══ Given data
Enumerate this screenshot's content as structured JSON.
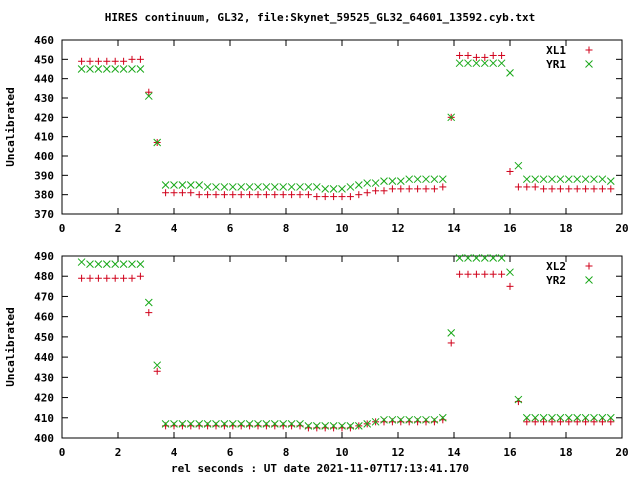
{
  "figure": {
    "title": "HIRES continuum, GL32, file:Skynet_59525_GL32_64601_13592.cyb.txt",
    "xlabel": "rel seconds : UT date 2021-11-07T17:13:41.170"
  },
  "colors": {
    "plus": "#d0001a",
    "cross": "#18a818",
    "frame": "#000000",
    "background": "#ffffff"
  },
  "chart_data": [
    {
      "type": "scatter",
      "panel": "top",
      "title": "",
      "xlabel": "",
      "ylabel": "Uncalibrated",
      "xlim": [
        0,
        20
      ],
      "ylim": [
        370,
        460
      ],
      "xticks": [
        0,
        2,
        4,
        6,
        8,
        10,
        12,
        14,
        16,
        18,
        20
      ],
      "yticks": [
        370,
        380,
        390,
        400,
        410,
        420,
        430,
        440,
        450,
        460
      ],
      "grid": false,
      "legend": "top-right",
      "series": [
        {
          "name": "XL1",
          "marker": "plus",
          "x": [
            0.7,
            1.0,
            1.3,
            1.6,
            1.9,
            2.2,
            2.5,
            2.8,
            3.1,
            3.4,
            3.7,
            4.0,
            4.3,
            4.6,
            4.9,
            5.2,
            5.5,
            5.8,
            6.1,
            6.4,
            6.7,
            7.0,
            7.3,
            7.6,
            7.9,
            8.2,
            8.5,
            8.8,
            9.1,
            9.4,
            9.7,
            10.0,
            10.3,
            10.6,
            10.9,
            11.2,
            11.5,
            11.8,
            12.1,
            12.4,
            12.7,
            13.0,
            13.3,
            13.6,
            13.9,
            14.2,
            14.5,
            14.8,
            15.1,
            15.4,
            15.7,
            16.0,
            16.3,
            16.6,
            16.9,
            17.2,
            17.5,
            17.8,
            18.1,
            18.4,
            18.7,
            19.0,
            19.3,
            19.6
          ],
          "y": [
            449,
            449,
            449,
            449,
            449,
            449,
            450,
            450,
            433,
            407,
            381,
            381,
            381,
            381,
            380,
            380,
            380,
            380,
            380,
            380,
            380,
            380,
            380,
            380,
            380,
            380,
            380,
            380,
            379,
            379,
            379,
            379,
            379,
            380,
            381,
            382,
            382,
            383,
            383,
            383,
            383,
            383,
            383,
            384,
            420,
            452,
            452,
            451,
            451,
            452,
            452,
            392,
            384,
            384,
            384,
            383,
            383,
            383,
            383,
            383,
            383,
            383,
            383,
            383
          ]
        },
        {
          "name": "YR1",
          "marker": "cross",
          "x": [
            0.7,
            1.0,
            1.3,
            1.6,
            1.9,
            2.2,
            2.5,
            2.8,
            3.1,
            3.4,
            3.7,
            4.0,
            4.3,
            4.6,
            4.9,
            5.2,
            5.5,
            5.8,
            6.1,
            6.4,
            6.7,
            7.0,
            7.3,
            7.6,
            7.9,
            8.2,
            8.5,
            8.8,
            9.1,
            9.4,
            9.7,
            10.0,
            10.3,
            10.6,
            10.9,
            11.2,
            11.5,
            11.8,
            12.1,
            12.4,
            12.7,
            13.0,
            13.3,
            13.6,
            13.9,
            14.2,
            14.5,
            14.8,
            15.1,
            15.4,
            15.7,
            16.0,
            16.3,
            16.6,
            16.9,
            17.2,
            17.5,
            17.8,
            18.1,
            18.4,
            18.7,
            19.0,
            19.3,
            19.6
          ],
          "y": [
            445,
            445,
            445,
            445,
            445,
            445,
            445,
            445,
            431,
            407,
            385,
            385,
            385,
            385,
            385,
            384,
            384,
            384,
            384,
            384,
            384,
            384,
            384,
            384,
            384,
            384,
            384,
            384,
            384,
            383,
            383,
            383,
            384,
            385,
            386,
            386,
            387,
            387,
            387,
            388,
            388,
            388,
            388,
            388,
            420,
            448,
            448,
            448,
            448,
            448,
            448,
            443,
            395,
            388,
            388,
            388,
            388,
            388,
            388,
            388,
            388,
            388,
            388,
            387
          ]
        }
      ]
    },
    {
      "type": "scatter",
      "panel": "bottom",
      "title": "",
      "xlabel": "rel seconds : UT date 2021-11-07T17:13:41.170",
      "ylabel": "Uncalibrated",
      "xlim": [
        0,
        20
      ],
      "ylim": [
        400,
        490
      ],
      "xticks": [
        0,
        2,
        4,
        6,
        8,
        10,
        12,
        14,
        16,
        18,
        20
      ],
      "yticks": [
        400,
        410,
        420,
        430,
        440,
        450,
        460,
        470,
        480,
        490
      ],
      "grid": false,
      "legend": "top-right",
      "series": [
        {
          "name": "XL2",
          "marker": "plus",
          "x": [
            0.7,
            1.0,
            1.3,
            1.6,
            1.9,
            2.2,
            2.5,
            2.8,
            3.1,
            3.4,
            3.7,
            4.0,
            4.3,
            4.6,
            4.9,
            5.2,
            5.5,
            5.8,
            6.1,
            6.4,
            6.7,
            7.0,
            7.3,
            7.6,
            7.9,
            8.2,
            8.5,
            8.8,
            9.1,
            9.4,
            9.7,
            10.0,
            10.3,
            10.6,
            10.9,
            11.2,
            11.5,
            11.8,
            12.1,
            12.4,
            12.7,
            13.0,
            13.3,
            13.6,
            13.9,
            14.2,
            14.5,
            14.8,
            15.1,
            15.4,
            15.7,
            16.0,
            16.3,
            16.6,
            16.9,
            17.2,
            17.5,
            17.8,
            18.1,
            18.4,
            18.7,
            19.0,
            19.3,
            19.6
          ],
          "y": [
            479,
            479,
            479,
            479,
            479,
            479,
            479,
            480,
            462,
            433,
            406,
            406,
            406,
            406,
            406,
            406,
            406,
            406,
            406,
            406,
            406,
            406,
            406,
            406,
            406,
            406,
            406,
            405,
            405,
            405,
            405,
            405,
            405,
            406,
            407,
            408,
            408,
            408,
            408,
            408,
            408,
            408,
            408,
            409,
            447,
            481,
            481,
            481,
            481,
            481,
            481,
            475,
            418,
            408,
            408,
            408,
            408,
            408,
            408,
            408,
            408,
            408,
            408,
            408
          ]
        },
        {
          "name": "YR2",
          "marker": "cross",
          "x": [
            0.7,
            1.0,
            1.3,
            1.6,
            1.9,
            2.2,
            2.5,
            2.8,
            3.1,
            3.4,
            3.7,
            4.0,
            4.3,
            4.6,
            4.9,
            5.2,
            5.5,
            5.8,
            6.1,
            6.4,
            6.7,
            7.0,
            7.3,
            7.6,
            7.9,
            8.2,
            8.5,
            8.8,
            9.1,
            9.4,
            9.7,
            10.0,
            10.3,
            10.6,
            10.9,
            11.2,
            11.5,
            11.8,
            12.1,
            12.4,
            12.7,
            13.0,
            13.3,
            13.6,
            13.9,
            14.2,
            14.5,
            14.8,
            15.1,
            15.4,
            15.7,
            16.0,
            16.3,
            16.6,
            16.9,
            17.2,
            17.5,
            17.8,
            18.1,
            18.4,
            18.7,
            19.0,
            19.3,
            19.6
          ],
          "y": [
            487,
            486,
            486,
            486,
            486,
            486,
            486,
            486,
            467,
            436,
            407,
            407,
            407,
            407,
            407,
            407,
            407,
            407,
            407,
            407,
            407,
            407,
            407,
            407,
            407,
            407,
            407,
            406,
            406,
            406,
            406,
            406,
            406,
            406,
            407,
            408,
            409,
            409,
            409,
            409,
            409,
            409,
            409,
            410,
            452,
            489,
            489,
            489,
            489,
            489,
            489,
            482,
            419,
            410,
            410,
            410,
            410,
            410,
            410,
            410,
            410,
            410,
            410,
            410
          ]
        }
      ]
    }
  ]
}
════
**Task to complete**
Your copy should hold every record word for word and none of the pictures.

**Reply**
Enumerate this screenshot's content as structured JSON.
{
  "figure": {
    "title": "HIRES continuum, GL32, file:Skynet_59525_GL32_64601_13592.cyb.txt",
    "xlabel": "rel seconds : UT date 2021-11-07T17:13:41.170"
  },
  "colors": {
    "plus": "#d0001a",
    "cross": "#18a818",
    "frame": "#000000",
    "background": "#ffffff"
  },
  "chart_data": [
    {
      "type": "scatter",
      "panel": "top",
      "title": "",
      "xlabel": "",
      "ylabel": "Uncalibrated",
      "xlim": [
        0,
        20
      ],
      "ylim": [
        370,
        460
      ],
      "xticks": [
        0,
        2,
        4,
        6,
        8,
        10,
        12,
        14,
        16,
        18,
        20
      ],
      "yticks": [
        370,
        380,
        390,
        400,
        410,
        420,
        430,
        440,
        450,
        460
      ],
      "grid": false,
      "legend": "top-right",
      "series": [
        {
          "name": "XL1",
          "marker": "plus",
          "x": [
            0.7,
            1.0,
            1.3,
            1.6,
            1.9,
            2.2,
            2.5,
            2.8,
            3.1,
            3.4,
            3.7,
            4.0,
            4.3,
            4.6,
            4.9,
            5.2,
            5.5,
            5.8,
            6.1,
            6.4,
            6.7,
            7.0,
            7.3,
            7.6,
            7.9,
            8.2,
            8.5,
            8.8,
            9.1,
            9.4,
            9.7,
            10.0,
            10.3,
            10.6,
            10.9,
            11.2,
            11.5,
            11.8,
            12.1,
            12.4,
            12.7,
            13.0,
            13.3,
            13.6,
            13.9,
            14.2,
            14.5,
            14.8,
            15.1,
            15.4,
            15.7,
            16.0,
            16.3,
            16.6,
            16.9,
            17.2,
            17.5,
            17.8,
            18.1,
            18.4,
            18.7,
            19.0,
            19.3,
            19.6
          ],
          "y": [
            449,
            449,
            449,
            449,
            449,
            449,
            450,
            450,
            433,
            407,
            381,
            381,
            381,
            381,
            380,
            380,
            380,
            380,
            380,
            380,
            380,
            380,
            380,
            380,
            380,
            380,
            380,
            380,
            379,
            379,
            379,
            379,
            379,
            380,
            381,
            382,
            382,
            383,
            383,
            383,
            383,
            383,
            383,
            384,
            420,
            452,
            452,
            451,
            451,
            452,
            452,
            392,
            384,
            384,
            384,
            383,
            383,
            383,
            383,
            383,
            383,
            383,
            383,
            383
          ]
        },
        {
          "name": "YR1",
          "marker": "cross",
          "x": [
            0.7,
            1.0,
            1.3,
            1.6,
            1.9,
            2.2,
            2.5,
            2.8,
            3.1,
            3.4,
            3.7,
            4.0,
            4.3,
            4.6,
            4.9,
            5.2,
            5.5,
            5.8,
            6.1,
            6.4,
            6.7,
            7.0,
            7.3,
            7.6,
            7.9,
            8.2,
            8.5,
            8.8,
            9.1,
            9.4,
            9.7,
            10.0,
            10.3,
            10.6,
            10.9,
            11.2,
            11.5,
            11.8,
            12.1,
            12.4,
            12.7,
            13.0,
            13.3,
            13.6,
            13.9,
            14.2,
            14.5,
            14.8,
            15.1,
            15.4,
            15.7,
            16.0,
            16.3,
            16.6,
            16.9,
            17.2,
            17.5,
            17.8,
            18.1,
            18.4,
            18.7,
            19.0,
            19.3,
            19.6
          ],
          "y": [
            445,
            445,
            445,
            445,
            445,
            445,
            445,
            445,
            431,
            407,
            385,
            385,
            385,
            385,
            385,
            384,
            384,
            384,
            384,
            384,
            384,
            384,
            384,
            384,
            384,
            384,
            384,
            384,
            384,
            383,
            383,
            383,
            384,
            385,
            386,
            386,
            387,
            387,
            387,
            388,
            388,
            388,
            388,
            388,
            420,
            448,
            448,
            448,
            448,
            448,
            448,
            443,
            395,
            388,
            388,
            388,
            388,
            388,
            388,
            388,
            388,
            388,
            388,
            387
          ]
        }
      ]
    },
    {
      "type": "scatter",
      "panel": "bottom",
      "title": "",
      "xlabel": "rel seconds : UT date 2021-11-07T17:13:41.170",
      "ylabel": "Uncalibrated",
      "xlim": [
        0,
        20
      ],
      "ylim": [
        400,
        490
      ],
      "xticks": [
        0,
        2,
        4,
        6,
        8,
        10,
        12,
        14,
        16,
        18,
        20
      ],
      "yticks": [
        400,
        410,
        420,
        430,
        440,
        450,
        460,
        470,
        480,
        490
      ],
      "grid": false,
      "legend": "top-right",
      "series": [
        {
          "name": "XL2",
          "marker": "plus",
          "x": [
            0.7,
            1.0,
            1.3,
            1.6,
            1.9,
            2.2,
            2.5,
            2.8,
            3.1,
            3.4,
            3.7,
            4.0,
            4.3,
            4.6,
            4.9,
            5.2,
            5.5,
            5.8,
            6.1,
            6.4,
            6.7,
            7.0,
            7.3,
            7.6,
            7.9,
            8.2,
            8.5,
            8.8,
            9.1,
            9.4,
            9.7,
            10.0,
            10.3,
            10.6,
            10.9,
            11.2,
            11.5,
            11.8,
            12.1,
            12.4,
            12.7,
            13.0,
            13.3,
            13.6,
            13.9,
            14.2,
            14.5,
            14.8,
            15.1,
            15.4,
            15.7,
            16.0,
            16.3,
            16.6,
            16.9,
            17.2,
            17.5,
            17.8,
            18.1,
            18.4,
            18.7,
            19.0,
            19.3,
            19.6
          ],
          "y": [
            479,
            479,
            479,
            479,
            479,
            479,
            479,
            480,
            462,
            433,
            406,
            406,
            406,
            406,
            406,
            406,
            406,
            406,
            406,
            406,
            406,
            406,
            406,
            406,
            406,
            406,
            406,
            405,
            405,
            405,
            405,
            405,
            405,
            406,
            407,
            408,
            408,
            408,
            408,
            408,
            408,
            408,
            408,
            409,
            447,
            481,
            481,
            481,
            481,
            481,
            481,
            475,
            418,
            408,
            408,
            408,
            408,
            408,
            408,
            408,
            408,
            408,
            408,
            408
          ]
        },
        {
          "name": "YR2",
          "marker": "cross",
          "x": [
            0.7,
            1.0,
            1.3,
            1.6,
            1.9,
            2.2,
            2.5,
            2.8,
            3.1,
            3.4,
            3.7,
            4.0,
            4.3,
            4.6,
            4.9,
            5.2,
            5.5,
            5.8,
            6.1,
            6.4,
            6.7,
            7.0,
            7.3,
            7.6,
            7.9,
            8.2,
            8.5,
            8.8,
            9.1,
            9.4,
            9.7,
            10.0,
            10.3,
            10.6,
            10.9,
            11.2,
            11.5,
            11.8,
            12.1,
            12.4,
            12.7,
            13.0,
            13.3,
            13.6,
            13.9,
            14.2,
            14.5,
            14.8,
            15.1,
            15.4,
            15.7,
            16.0,
            16.3,
            16.6,
            16.9,
            17.2,
            17.5,
            17.8,
            18.1,
            18.4,
            18.7,
            19.0,
            19.3,
            19.6
          ],
          "y": [
            487,
            486,
            486,
            486,
            486,
            486,
            486,
            486,
            467,
            436,
            407,
            407,
            407,
            407,
            407,
            407,
            407,
            407,
            407,
            407,
            407,
            407,
            407,
            407,
            407,
            407,
            407,
            406,
            406,
            406,
            406,
            406,
            406,
            406,
            407,
            408,
            409,
            409,
            409,
            409,
            409,
            409,
            409,
            410,
            452,
            489,
            489,
            489,
            489,
            489,
            489,
            482,
            419,
            410,
            410,
            410,
            410,
            410,
            410,
            410,
            410,
            410,
            410,
            410
          ]
        }
      ]
    }
  ]
}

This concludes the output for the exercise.